**STATED GOAL:**
Copy all entries without alteration and skip the pictures they hold.

Saved entries
━━━━━━━━
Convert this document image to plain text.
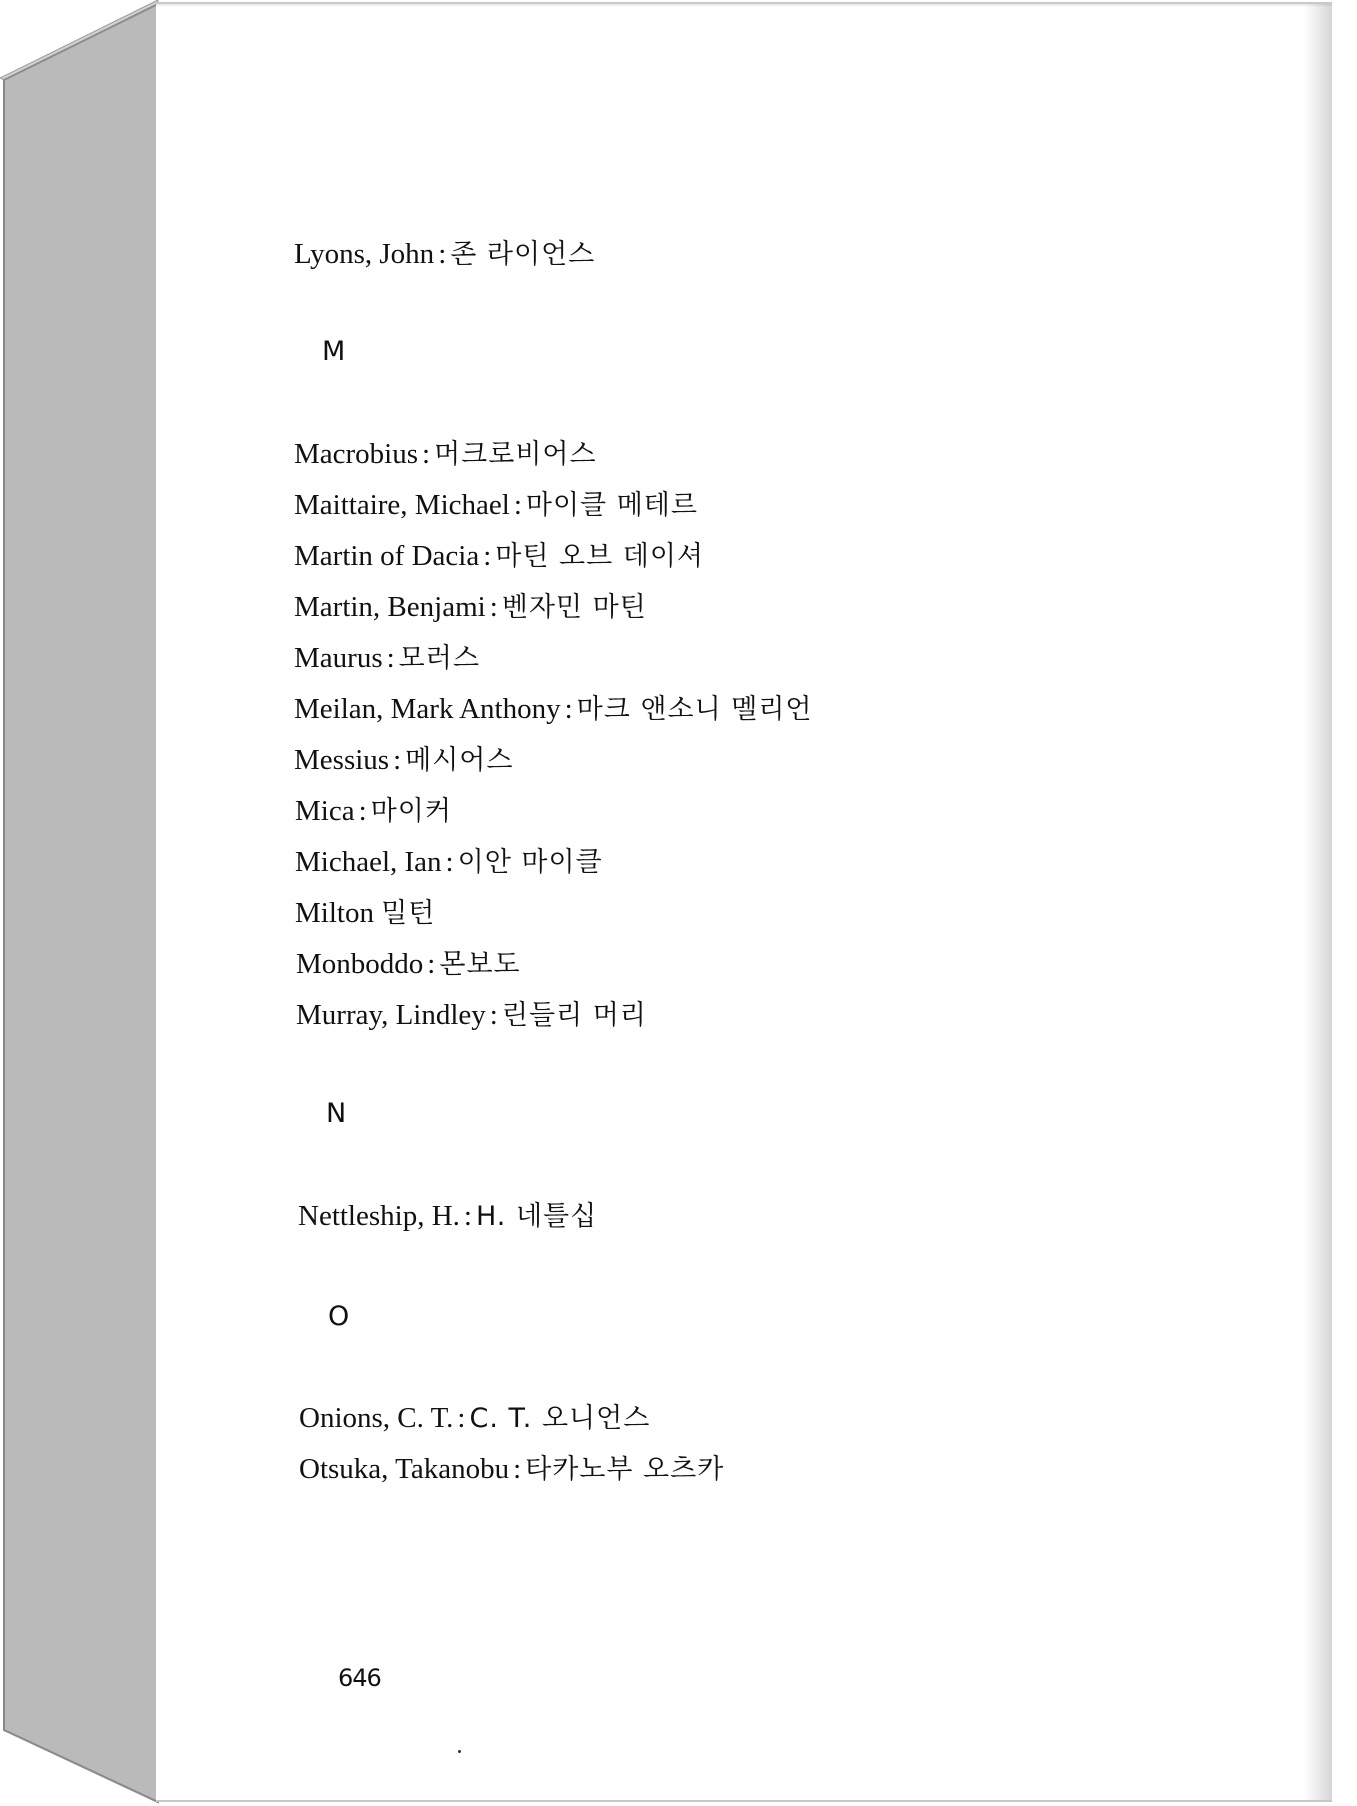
Lyons, John : 존 라이언스
M
Macrobius : 머크로비어스
Maittaire, Michael : 마이클 메테르
Martin of Dacia : 마틴 오브 데이셔
Martin, Benjami : 벤자민 마틴
Maurus : 모러스
Meilan, Mark Anthony : 마크 앤소니 멜리언
Messius : 메시어스
Mica : 마이커
Michael, Ian : 이안 마이클
Milton 밀턴
Monboddo : 몬보도
Murray, Lindley : 린들리 머리
N
Nettleship, H. : H. 네틀십
O
Onions, C. T. : C. T. 오니언스
Otsuka, Takanobu : 타카노부 오츠카
646
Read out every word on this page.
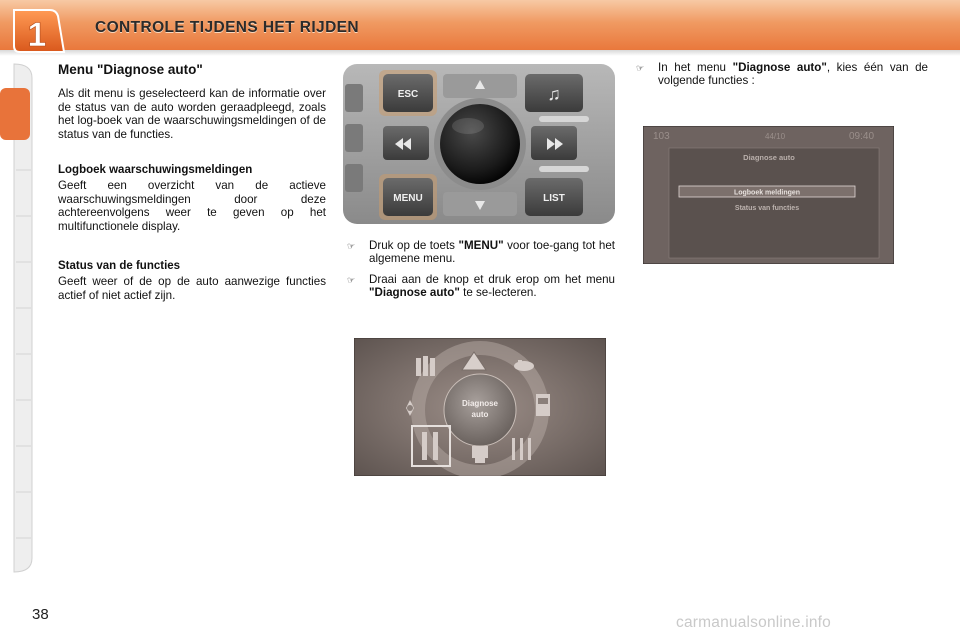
1	CONTROLE TIJDENS HET RIJDEN
Menu "Diagnose auto"

Als dit menu is geselecteerd kan de informatie over de status van de auto worden geraadpleegd, zoals het log-boek van de waarschuwingsmeldingen of de status van de functies.

Logboek waarschuwingsmeldingen

Geeft een overzicht van de actieve waarschuwingsmeldingen door deze achtereenvolgens weer te geven op het multifunctionele display.

Status van de functies

Geeft weer of de op de auto aanwezige functies actief of niet actief zijn.

ESC
MENU	LIST
♫
☞ Druk op de toets "MENU" voor toe-gang tot het algemene menu.
☞ Draai aan de knop et druk erop om het menu "Diagnose auto" te se-lecteren.
Diagnose
auto
☞ In het menu "Diagnose auto", kies één van de volgende functies :
103	44/10	09:40
Diagnose auto
Logboek meldingen
Status van functies
38	carmanualsonline.info
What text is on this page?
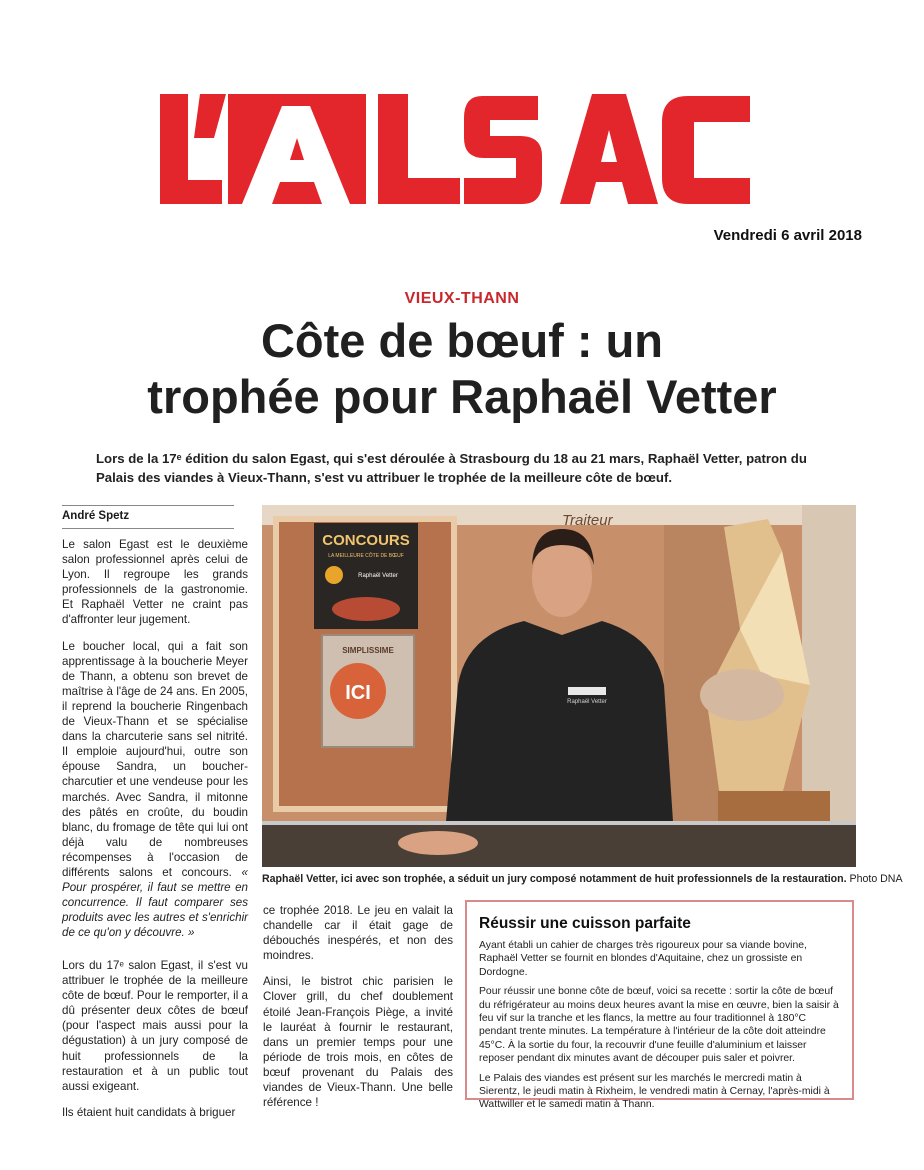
Vendredi 6 avril 2018
VIEUX-THANN
Côte de bœuf : un
trophée pour Raphaël Vetter
Lors de la 17ᵉ édition du salon Egast, qui s'est déroulée à Strasbourg du 18 au 21 mars, Raphaël Vetter, patron du Palais des viandes à Vieux-Thann, s'est vu attribuer le trophée de la meilleure côte de bœuf.
André Spetz

Le salon Egast est le deuxième salon professionnel après celui de Lyon. Il regroupe les grands professionnels de la gastronomie. Et Raphaël Vetter ne craint pas d'affronter leur jugement.

Le boucher local, qui a fait son apprentissage à la boucherie Meyer de Thann, a obtenu son brevet de maîtrise à l'âge de 24 ans. En 2005, il reprend la boucherie Ringenbach de Vieux-Thann et se spécialise dans la charcuterie sans sel nitrité. Il emploie aujourd'hui, outre son épouse Sandra, un boucher-charcutier et une vendeuse pour les marchés. Avec Sandra, il mitonne des pâtés en croûte, du boudin blanc, du fromage de tête qui lui ont déjà valu de nombreuses récompenses à l'occasion de différents salons et concours. « Pour prospérer, il faut se mettre en concurrence. Il faut comparer ses produits avec les autres et s'enrichir de ce qu'on y découvre. »

Lors du 17ᵉ salon Egast, il s'est vu attribuer le trophée de la meilleure côte de bœuf. Pour le remporter, il a dû présenter deux côtes de bœuf (pour l'aspect mais aussi pour la dégustation) à un jury composé de huit professionnels de la restauration et à un public tout aussi exigeant.

Ils étaient huit candidats à briguer

ce trophée 2018. Le jeu en valait la chandelle car il était gage de débouchés inespérés, et non des moindres.

Ainsi, le bistrot chic parisien le Clover grill, du chef doublement étoilé Jean-François Piège, a invité le lauréat à fournir le restaurant, dans un premier temps pour une période de trois mois, en côtes de bœuf provenant du Palais des viandes de Vieux-Thann. Une belle référence !

CONCOURS
LA MEILLEURE CÔTE DE BŒUF
Raphaël Vetter
SIMPLISSIME
ICI
Traiteur
Raphaël Vetter
Raphaël Vetter, ici avec son trophée, a séduit un jury composé notamment de huit professionnels de la restauration. Photo DNA
Réussir une cuisson parfaite

Ayant établi un cahier de charges très rigoureux pour sa viande bovine, Raphaël Vetter se fournit en blondes d'Aquitaine, chez un grossiste en Dordogne.

Pour réussir une bonne côte de bœuf, voici sa recette : sortir la côte de bœuf du réfrigérateur au moins deux heures avant la mise en œuvre, bien la saisir à feu vif sur la tranche et les flancs, la mettre au four traditionnel à 180°C pendant trente minutes. La température à l'intérieur de la côte doit atteindre 45°C. À la sortie du four, la recouvrir d'une feuille d'aluminium et laisser reposer pendant dix minutes avant de découper puis saler et poivrer.

Le Palais des viandes est présent sur les marchés le mercredi matin à Sierentz, le jeudi matin à Rixheim, le vendredi matin à Cernay, l'après-midi à Wattwiller et le samedi matin à Thann.
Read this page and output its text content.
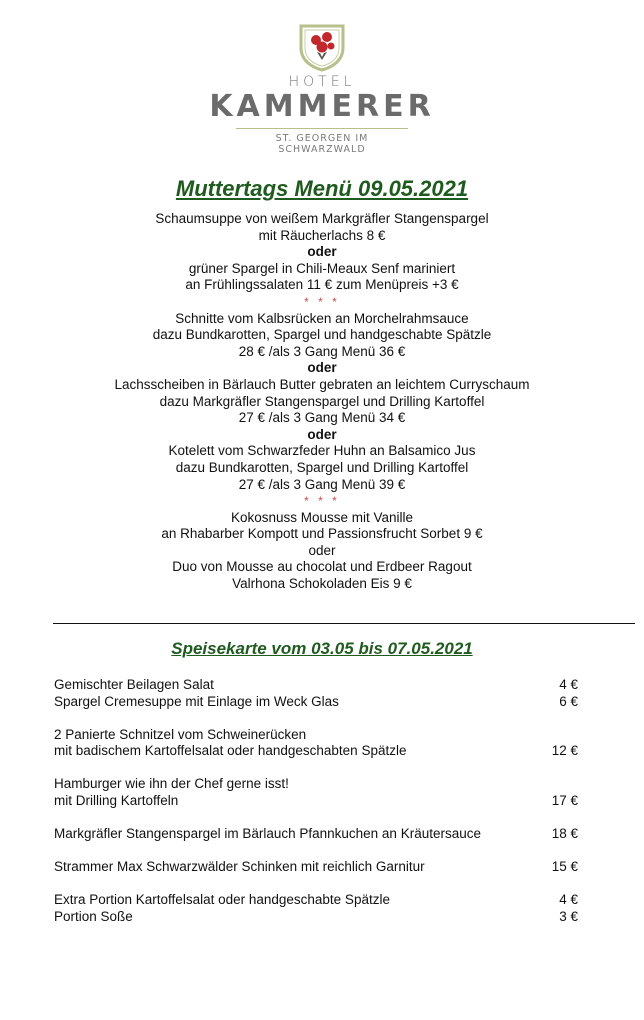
HOTEL
KAMMERER
ST. GEORGEN IM SCHWARZWALD
Muttertags Menü 09.05.2021
Schaumsuppe von weißem Markgräfler Stangenspargel
mit Räucherlachs 8 €
oder
grüner Spargel in Chili-Meaux Senf mariniert
an Frühlingssalaten 11 € zum Menüpreis +3 €
* * *
Schnitte vom Kalbsrücken an Morchelrahmsauce
dazu Bundkarotten, Spargel und handgeschabte Spätzle
28 € /als 3 Gang Menü 36 €
oder
Lachsscheiben in Bärlauch Butter gebraten an leichtem Curryschaum
dazu Markgräfler Stangenspargel und Drilling Kartoffel
27 € /als 3 Gang Menü 34 €
oder
Kotelett vom Schwarzfeder Huhn an Balsamico Jus
dazu Bundkarotten, Spargel und Drilling Kartoffel
27 € /als 3 Gang Menü 39 €
* * *
Kokosnuss Mousse mit Vanille
an Rhabarber Kompott und Passionsfrucht Sorbet 9 €
oder
Duo von Mousse au chocolat und Erdbeer Ragout
Valrhona Schokoladen Eis 9 €
Speisekarte vom 03.05 bis 07.05.2021
Gemischter Beilagen Salat	4 €
Spargel Cremesuppe mit Einlage im Weck Glas	6 €
2 Panierte Schnitzel vom Schweinerücken
mit badischem Kartoffelsalat oder handgeschabten Spätzle	12 €
Hamburger wie ihn der Chef gerne isst!
mit Drilling Kartoffeln	17 €
Markgräfler Stangenspargel im Bärlauch Pfannkuchen an Kräutersauce	18 €
Strammer Max Schwarzwälder Schinken mit reichlich Garnitur	15 €
Extra Portion Kartoffelsalat oder handgeschabte Spätzle	4 €
Portion Soße	3 €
━━━━━━━━
**SOLUTION:**
Convert this document image to plain text.
Lyons, John : 존 라이언스
M
Macrobius : 머크로비어스
Maittaire, Michael : 마이클 메테르
Martin of Dacia : 마틴 오브 데이셔
Martin, Benjami : 벤자민 마틴
Maurus : 모러스
Meilan, Mark Anthony : 마크 앤소니 멜리언
Messius : 메시어스
Mica : 마이커
Michael, Ian : 이안 마이클
Milton 밀턴
Monboddo : 몬보도
Murray, Lindley : 린들리 머리
N
Nettleship, H. : H. 네틀십
O
Onions, C. T. : C. T. 오니언스
Otsuka, Takanobu : 타카노부 오츠카
646
Read out every word on this page.
1	CONTROLE TIJDENS HET RIJDEN
Menu "Diagnose auto"

Als dit menu is geselecteerd kan de informatie over de status van de auto worden geraadpleegd, zoals het log-boek van de waarschuwingsmeldingen of de status van de functies.

Logboek waarschuwingsmeldingen

Geeft een overzicht van de actieve waarschuwingsmeldingen door deze achtereenvolgens weer te geven op het multifunctionele display.

Status van de functies

Geeft weer of de op de auto aanwezige functies actief of niet actief zijn.

ESC
MENU	LIST
♫
☞ Druk op de toets "MENU" voor toe-gang tot het algemene menu.
☞ Draai aan de knop et druk erop om het menu "Diagnose auto" te se-lecteren.
Diagnose
auto
☞ In het menu "Diagnose auto", kies één van de volgende functies :
103	44/10	09:40
Diagnose auto
Logboek meldingen
Status van functies
38	carmanualsonline.info
What text is on this page?
Vendredi 6 avril 2018
VIEUX-THANN
Côte de bœuf : un
trophée pour Raphaël Vetter
Lors de la 17ᵉ édition du salon Egast, qui s'est déroulée à Strasbourg du 18 au 21 mars, Raphaël Vetter, patron du Palais des viandes à Vieux-Thann, s'est vu attribuer le trophée de la meilleure côte de bœuf.
André Spetz

Le salon Egast est le deuxième salon professionnel après celui de Lyon. Il regroupe les grands professionnels de la gastronomie. Et Raphaël Vetter ne craint pas d'affronter leur jugement.

Le boucher local, qui a fait son apprentissage à la boucherie Meyer de Thann, a obtenu son brevet de maîtrise à l'âge de 24 ans. En 2005, il reprend la boucherie Ringenbach de Vieux-Thann et se spécialise dans la charcuterie sans sel nitrité. Il emploie aujourd'hui, outre son épouse Sandra, un boucher-charcutier et une vendeuse pour les marchés. Avec Sandra, il mitonne des pâtés en croûte, du boudin blanc, du fromage de tête qui lui ont déjà valu de nombreuses récompenses à l'occasion de différents salons et concours. « Pour prospérer, il faut se mettre en concurrence. Il faut comparer ses produits avec les autres et s'enrichir de ce qu'on y découvre. »

Lors du 17ᵉ salon Egast, il s'est vu attribuer le trophée de la meilleure côte de bœuf. Pour le remporter, il a dû présenter deux côtes de bœuf (pour l'aspect mais aussi pour la dégustation) à un jury composé de huit professionnels de la restauration et à un public tout aussi exigeant.

Ils étaient huit candidats à briguer

ce trophée 2018. Le jeu en valait la chandelle car il était gage de débouchés inespérés, et non des moindres.

Ainsi, le bistrot chic parisien le Clover grill, du chef doublement étoilé Jean-François Piège, a invité le lauréat à fournir le restaurant, dans un premier temps pour une période de trois mois, en côtes de bœuf provenant du Palais des viandes de Vieux-Thann. Une belle référence !

CONCOURS
LA MEILLEURE CÔTE DE BŒUF
Raphaël Vetter
SIMPLISSIME
ICI
Traiteur
Raphaël Vetter
Raphaël Vetter, ici avec son trophée, a séduit un jury composé notamment de huit professionnels de la restauration. Photo DNA
Réussir une cuisson parfaite

Ayant établi un cahier de charges très rigoureux pour sa viande bovine, Raphaël Vetter se fournit en blondes d'Aquitaine, chez un grossiste en Dordogne.

Pour réussir une bonne côte de bœuf, voici sa recette : sortir la côte de bœuf du réfrigérateur au moins deux heures avant la mise en œuvre, bien la saisir à feu vif sur la tranche et les flancs, la mettre au four traditionnel à 180°C pendant trente minutes. La température à l'intérieur de la côte doit atteindre 45°C. À la sortie du four, la recouvrir d'une feuille d'aluminium et laisser reposer pendant dix minutes avant de découper puis saler et poivrer.

Le Palais des viandes est présent sur les marchés le mercredi matin à Sierentz, le jeudi matin à Rixheim, le vendredi matin à Cernay, l'après-midi à Wattwiller et le samedi matin à Thann.
Read this page and output its text content.
HOTEL
KAMMERER
ST. GEORGEN IM SCHWARZWALD
Muttertags Menü 09.05.2021
Schaumsuppe von weißem Markgräfler Stangenspargel
mit Räucherlachs 8 €
oder
grüner Spargel in Chili-Meaux Senf mariniert
an Frühlingssalaten 11 € zum Menüpreis +3 €
* * *
Schnitte vom Kalbsrücken an Morchelrahmsauce
dazu Bundkarotten, Spargel und handgeschabte Spätzle
28 € /als 3 Gang Menü 36 €
oder
Lachsscheiben in Bärlauch Butter gebraten an leichtem Curryschaum
dazu Markgräfler Stangenspargel und Drilling Kartoffel
27 € /als 3 Gang Menü 34 €
oder
Kotelett vom Schwarzfeder Huhn an Balsamico Jus
dazu Bundkarotten, Spargel und Drilling Kartoffel
27 € /als 3 Gang Menü 39 €
* * *
Kokosnuss Mousse mit Vanille
an Rhabarber Kompott und Passionsfrucht Sorbet 9 €
oder
Duo von Mousse au chocolat und Erdbeer Ragout
Valrhona Schokoladen Eis 9 €
Speisekarte vom 03.05 bis 07.05.2021
Gemischter Beilagen Salat	4 €
Spargel Cremesuppe mit Einlage im Weck Glas	6 €
2 Panierte Schnitzel vom Schweinerücken
mit badischem Kartoffelsalat oder handgeschabten Spätzle	12 €
Hamburger wie ihn der Chef gerne isst!
mit Drilling Kartoffeln	17 €
Markgräfler Stangenspargel im Bärlauch Pfannkuchen an Kräutersauce	18 €
Strammer Max Schwarzwälder Schinken mit reichlich Garnitur	15 €
Extra Portion Kartoffelsalat oder handgeschabte Spätzle	4 €
Portion Soße	3 €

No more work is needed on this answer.